**Direction**
Every line that contains the word "cabinet" should be copied out.

**Available data**
════════

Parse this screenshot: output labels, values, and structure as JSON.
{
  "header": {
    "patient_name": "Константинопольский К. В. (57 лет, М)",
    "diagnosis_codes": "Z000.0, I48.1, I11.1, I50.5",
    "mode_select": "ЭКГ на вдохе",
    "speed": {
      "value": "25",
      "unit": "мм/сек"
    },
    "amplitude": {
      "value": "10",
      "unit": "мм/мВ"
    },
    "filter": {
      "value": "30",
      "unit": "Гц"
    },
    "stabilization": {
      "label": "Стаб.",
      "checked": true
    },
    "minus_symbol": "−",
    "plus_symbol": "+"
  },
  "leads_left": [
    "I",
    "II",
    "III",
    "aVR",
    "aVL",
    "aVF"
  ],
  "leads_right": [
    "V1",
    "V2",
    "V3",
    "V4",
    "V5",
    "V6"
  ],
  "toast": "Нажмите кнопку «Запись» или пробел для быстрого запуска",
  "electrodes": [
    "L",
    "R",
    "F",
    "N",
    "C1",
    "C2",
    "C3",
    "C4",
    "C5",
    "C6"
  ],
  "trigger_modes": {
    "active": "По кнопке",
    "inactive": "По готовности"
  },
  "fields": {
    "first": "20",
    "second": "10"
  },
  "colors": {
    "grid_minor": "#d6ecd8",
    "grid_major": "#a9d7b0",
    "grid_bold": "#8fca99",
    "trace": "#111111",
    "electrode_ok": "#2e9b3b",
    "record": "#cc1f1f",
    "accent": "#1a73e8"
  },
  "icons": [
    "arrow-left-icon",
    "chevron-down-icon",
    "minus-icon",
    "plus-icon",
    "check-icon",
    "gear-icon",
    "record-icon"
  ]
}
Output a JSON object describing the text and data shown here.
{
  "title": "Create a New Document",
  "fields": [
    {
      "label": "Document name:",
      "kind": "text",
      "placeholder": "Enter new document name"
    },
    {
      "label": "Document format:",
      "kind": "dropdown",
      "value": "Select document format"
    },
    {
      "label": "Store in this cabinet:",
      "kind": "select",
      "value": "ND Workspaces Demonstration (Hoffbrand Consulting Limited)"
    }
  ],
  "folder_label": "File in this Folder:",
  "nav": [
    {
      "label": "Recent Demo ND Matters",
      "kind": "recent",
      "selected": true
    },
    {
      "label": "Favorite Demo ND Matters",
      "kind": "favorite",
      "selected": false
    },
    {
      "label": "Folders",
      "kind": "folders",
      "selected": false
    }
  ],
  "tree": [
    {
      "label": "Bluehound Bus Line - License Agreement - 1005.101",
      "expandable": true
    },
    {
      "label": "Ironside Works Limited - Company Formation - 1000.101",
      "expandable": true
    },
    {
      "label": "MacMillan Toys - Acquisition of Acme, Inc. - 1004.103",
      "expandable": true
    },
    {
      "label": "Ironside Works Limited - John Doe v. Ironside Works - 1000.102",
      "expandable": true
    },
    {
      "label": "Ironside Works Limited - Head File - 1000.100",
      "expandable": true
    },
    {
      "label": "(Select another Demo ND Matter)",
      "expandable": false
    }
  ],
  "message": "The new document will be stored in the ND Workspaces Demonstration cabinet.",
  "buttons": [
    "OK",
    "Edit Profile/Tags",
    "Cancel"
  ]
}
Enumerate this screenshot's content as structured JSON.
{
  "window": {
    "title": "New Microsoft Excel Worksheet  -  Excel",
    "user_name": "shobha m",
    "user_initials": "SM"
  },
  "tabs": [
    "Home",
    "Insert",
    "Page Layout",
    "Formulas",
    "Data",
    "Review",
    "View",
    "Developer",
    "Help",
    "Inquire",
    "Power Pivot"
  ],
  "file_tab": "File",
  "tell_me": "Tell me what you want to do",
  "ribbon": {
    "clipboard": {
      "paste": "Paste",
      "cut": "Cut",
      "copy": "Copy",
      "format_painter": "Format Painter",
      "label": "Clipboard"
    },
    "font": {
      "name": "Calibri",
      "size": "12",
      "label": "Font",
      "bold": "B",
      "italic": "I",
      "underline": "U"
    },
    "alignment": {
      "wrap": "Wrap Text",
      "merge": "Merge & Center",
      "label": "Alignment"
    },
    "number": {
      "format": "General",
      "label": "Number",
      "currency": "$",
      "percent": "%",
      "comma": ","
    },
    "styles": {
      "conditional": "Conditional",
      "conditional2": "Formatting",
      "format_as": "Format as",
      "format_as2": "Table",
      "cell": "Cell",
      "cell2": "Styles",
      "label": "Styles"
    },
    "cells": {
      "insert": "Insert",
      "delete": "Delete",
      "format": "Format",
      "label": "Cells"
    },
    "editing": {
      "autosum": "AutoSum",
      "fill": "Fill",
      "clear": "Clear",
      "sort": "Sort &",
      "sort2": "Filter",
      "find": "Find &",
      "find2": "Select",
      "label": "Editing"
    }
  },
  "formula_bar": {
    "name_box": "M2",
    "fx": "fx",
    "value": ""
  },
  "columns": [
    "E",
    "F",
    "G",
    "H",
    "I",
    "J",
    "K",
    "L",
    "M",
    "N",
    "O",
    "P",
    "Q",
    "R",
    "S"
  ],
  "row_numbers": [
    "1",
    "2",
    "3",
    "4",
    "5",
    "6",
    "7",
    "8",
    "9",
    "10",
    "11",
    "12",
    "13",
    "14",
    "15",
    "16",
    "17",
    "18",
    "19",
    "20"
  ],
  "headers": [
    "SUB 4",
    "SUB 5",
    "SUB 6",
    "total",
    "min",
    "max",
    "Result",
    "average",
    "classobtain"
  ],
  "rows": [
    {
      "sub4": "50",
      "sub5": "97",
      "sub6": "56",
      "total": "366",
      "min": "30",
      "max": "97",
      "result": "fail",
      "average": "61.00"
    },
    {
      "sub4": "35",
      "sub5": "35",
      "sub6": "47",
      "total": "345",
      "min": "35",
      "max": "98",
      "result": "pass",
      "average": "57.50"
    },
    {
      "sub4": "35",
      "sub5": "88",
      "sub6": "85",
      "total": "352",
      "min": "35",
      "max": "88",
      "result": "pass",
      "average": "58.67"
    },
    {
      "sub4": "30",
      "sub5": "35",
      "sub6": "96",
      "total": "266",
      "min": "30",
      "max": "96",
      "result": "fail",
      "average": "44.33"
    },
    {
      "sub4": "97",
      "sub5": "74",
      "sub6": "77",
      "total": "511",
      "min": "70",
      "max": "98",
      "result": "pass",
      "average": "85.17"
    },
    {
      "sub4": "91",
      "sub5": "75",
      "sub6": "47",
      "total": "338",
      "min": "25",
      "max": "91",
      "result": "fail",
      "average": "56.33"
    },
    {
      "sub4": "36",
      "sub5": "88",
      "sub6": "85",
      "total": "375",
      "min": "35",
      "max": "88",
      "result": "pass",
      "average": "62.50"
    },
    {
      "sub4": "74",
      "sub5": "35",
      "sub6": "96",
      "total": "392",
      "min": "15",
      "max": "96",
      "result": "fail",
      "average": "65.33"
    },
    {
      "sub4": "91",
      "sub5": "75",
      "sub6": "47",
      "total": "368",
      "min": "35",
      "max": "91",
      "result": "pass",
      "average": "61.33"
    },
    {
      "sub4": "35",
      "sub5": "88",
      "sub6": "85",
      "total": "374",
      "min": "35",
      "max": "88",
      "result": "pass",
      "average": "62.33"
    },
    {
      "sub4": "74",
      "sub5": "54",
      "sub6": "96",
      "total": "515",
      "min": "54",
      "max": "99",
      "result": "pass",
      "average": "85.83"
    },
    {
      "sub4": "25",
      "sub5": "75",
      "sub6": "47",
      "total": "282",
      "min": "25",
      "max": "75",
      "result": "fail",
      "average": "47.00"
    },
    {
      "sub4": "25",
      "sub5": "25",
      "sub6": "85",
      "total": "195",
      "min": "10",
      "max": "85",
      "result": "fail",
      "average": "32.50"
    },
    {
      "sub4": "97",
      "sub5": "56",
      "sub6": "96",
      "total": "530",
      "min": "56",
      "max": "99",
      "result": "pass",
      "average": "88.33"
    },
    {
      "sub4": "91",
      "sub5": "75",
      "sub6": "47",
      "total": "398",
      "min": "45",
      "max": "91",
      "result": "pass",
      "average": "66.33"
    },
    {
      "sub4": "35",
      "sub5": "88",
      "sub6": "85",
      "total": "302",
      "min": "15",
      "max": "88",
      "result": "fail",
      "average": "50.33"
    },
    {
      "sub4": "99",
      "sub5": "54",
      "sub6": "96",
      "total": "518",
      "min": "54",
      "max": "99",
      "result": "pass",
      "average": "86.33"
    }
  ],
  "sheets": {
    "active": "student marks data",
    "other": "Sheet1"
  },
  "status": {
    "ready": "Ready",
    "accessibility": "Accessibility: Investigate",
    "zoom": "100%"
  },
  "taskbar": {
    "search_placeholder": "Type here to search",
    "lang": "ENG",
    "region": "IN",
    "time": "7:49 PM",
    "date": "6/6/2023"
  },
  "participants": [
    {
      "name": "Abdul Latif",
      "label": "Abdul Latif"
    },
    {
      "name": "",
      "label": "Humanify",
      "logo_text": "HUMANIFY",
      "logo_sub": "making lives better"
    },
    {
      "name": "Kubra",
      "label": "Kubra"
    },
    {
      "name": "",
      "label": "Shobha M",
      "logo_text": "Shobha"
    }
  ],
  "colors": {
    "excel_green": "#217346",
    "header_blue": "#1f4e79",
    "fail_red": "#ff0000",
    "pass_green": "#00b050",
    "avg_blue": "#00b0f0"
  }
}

════════

**Exercise output**
      "label": "Store in this cabinet:",
  "message": "The new document will be stored in the ND Workspaces Demonstration cabinet.",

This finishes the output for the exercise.